_WRITTEN REQUEST_: Give the number of lines in the data that hold the string "Нарком". Nothing else is needed.

_INPUT DATA_:
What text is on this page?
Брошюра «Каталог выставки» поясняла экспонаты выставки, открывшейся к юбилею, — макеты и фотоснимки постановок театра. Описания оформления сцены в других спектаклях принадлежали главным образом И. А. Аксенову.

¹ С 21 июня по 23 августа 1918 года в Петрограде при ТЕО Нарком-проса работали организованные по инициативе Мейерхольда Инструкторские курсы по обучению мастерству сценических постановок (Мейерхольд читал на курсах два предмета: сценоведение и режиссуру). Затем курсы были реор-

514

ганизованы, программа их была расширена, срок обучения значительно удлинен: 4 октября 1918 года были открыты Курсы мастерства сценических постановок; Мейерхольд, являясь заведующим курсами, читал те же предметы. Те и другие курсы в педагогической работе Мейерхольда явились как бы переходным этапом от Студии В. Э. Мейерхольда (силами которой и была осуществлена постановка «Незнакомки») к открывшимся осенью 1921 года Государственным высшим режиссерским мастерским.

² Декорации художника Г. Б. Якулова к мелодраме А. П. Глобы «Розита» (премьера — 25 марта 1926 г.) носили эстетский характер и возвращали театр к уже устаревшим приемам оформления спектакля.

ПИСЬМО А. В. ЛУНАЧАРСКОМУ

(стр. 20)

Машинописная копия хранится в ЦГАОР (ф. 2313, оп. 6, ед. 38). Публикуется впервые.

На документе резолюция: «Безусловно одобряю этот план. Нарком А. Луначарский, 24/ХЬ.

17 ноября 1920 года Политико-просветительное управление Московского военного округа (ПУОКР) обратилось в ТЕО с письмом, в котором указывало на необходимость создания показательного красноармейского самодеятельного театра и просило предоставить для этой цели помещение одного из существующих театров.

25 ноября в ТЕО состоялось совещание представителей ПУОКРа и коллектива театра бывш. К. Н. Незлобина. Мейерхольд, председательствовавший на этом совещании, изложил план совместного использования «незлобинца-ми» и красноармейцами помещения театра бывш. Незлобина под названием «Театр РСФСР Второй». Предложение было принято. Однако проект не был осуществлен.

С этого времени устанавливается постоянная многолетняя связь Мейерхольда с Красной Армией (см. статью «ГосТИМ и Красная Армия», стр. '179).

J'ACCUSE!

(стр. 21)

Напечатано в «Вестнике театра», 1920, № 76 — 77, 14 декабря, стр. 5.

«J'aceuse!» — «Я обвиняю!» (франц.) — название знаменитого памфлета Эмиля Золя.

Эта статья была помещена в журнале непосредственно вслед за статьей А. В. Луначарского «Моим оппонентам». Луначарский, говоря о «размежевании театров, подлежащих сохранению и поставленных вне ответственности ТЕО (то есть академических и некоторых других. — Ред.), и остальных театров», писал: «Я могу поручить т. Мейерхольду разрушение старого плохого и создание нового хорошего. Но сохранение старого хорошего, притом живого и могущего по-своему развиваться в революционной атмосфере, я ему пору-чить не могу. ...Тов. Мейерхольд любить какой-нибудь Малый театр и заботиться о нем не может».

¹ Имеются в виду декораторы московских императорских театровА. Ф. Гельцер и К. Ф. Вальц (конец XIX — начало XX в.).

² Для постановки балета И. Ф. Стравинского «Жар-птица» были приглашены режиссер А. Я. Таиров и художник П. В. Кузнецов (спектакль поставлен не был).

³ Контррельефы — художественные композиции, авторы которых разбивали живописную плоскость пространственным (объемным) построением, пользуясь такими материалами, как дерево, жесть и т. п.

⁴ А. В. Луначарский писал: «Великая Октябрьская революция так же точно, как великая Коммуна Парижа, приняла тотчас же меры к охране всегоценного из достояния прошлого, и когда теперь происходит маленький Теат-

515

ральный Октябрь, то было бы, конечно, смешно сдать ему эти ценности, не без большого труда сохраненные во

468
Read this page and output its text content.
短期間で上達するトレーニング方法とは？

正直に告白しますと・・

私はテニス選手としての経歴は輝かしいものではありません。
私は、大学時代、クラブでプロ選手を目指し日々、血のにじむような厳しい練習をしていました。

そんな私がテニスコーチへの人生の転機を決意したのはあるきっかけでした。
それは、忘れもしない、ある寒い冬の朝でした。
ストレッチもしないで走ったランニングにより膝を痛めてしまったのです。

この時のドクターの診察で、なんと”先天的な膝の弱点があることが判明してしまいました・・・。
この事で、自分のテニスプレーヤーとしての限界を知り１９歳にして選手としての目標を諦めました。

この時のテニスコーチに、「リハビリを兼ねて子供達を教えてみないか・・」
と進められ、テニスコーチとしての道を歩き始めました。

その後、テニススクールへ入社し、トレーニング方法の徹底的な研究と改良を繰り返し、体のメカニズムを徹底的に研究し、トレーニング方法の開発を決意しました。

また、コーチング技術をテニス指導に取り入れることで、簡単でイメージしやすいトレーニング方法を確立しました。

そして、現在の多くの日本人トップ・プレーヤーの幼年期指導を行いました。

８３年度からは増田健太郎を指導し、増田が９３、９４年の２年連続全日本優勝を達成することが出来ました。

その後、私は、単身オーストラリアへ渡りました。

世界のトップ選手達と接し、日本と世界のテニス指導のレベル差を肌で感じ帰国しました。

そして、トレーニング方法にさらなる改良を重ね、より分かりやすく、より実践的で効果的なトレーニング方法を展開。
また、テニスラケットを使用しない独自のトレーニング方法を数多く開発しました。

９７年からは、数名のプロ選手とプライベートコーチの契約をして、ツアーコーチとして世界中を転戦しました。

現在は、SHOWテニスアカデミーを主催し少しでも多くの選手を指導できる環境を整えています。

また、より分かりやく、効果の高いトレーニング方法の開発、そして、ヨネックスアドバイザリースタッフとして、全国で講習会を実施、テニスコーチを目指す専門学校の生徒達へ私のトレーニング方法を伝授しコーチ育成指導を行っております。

_EXERCISE ANSWER_: 2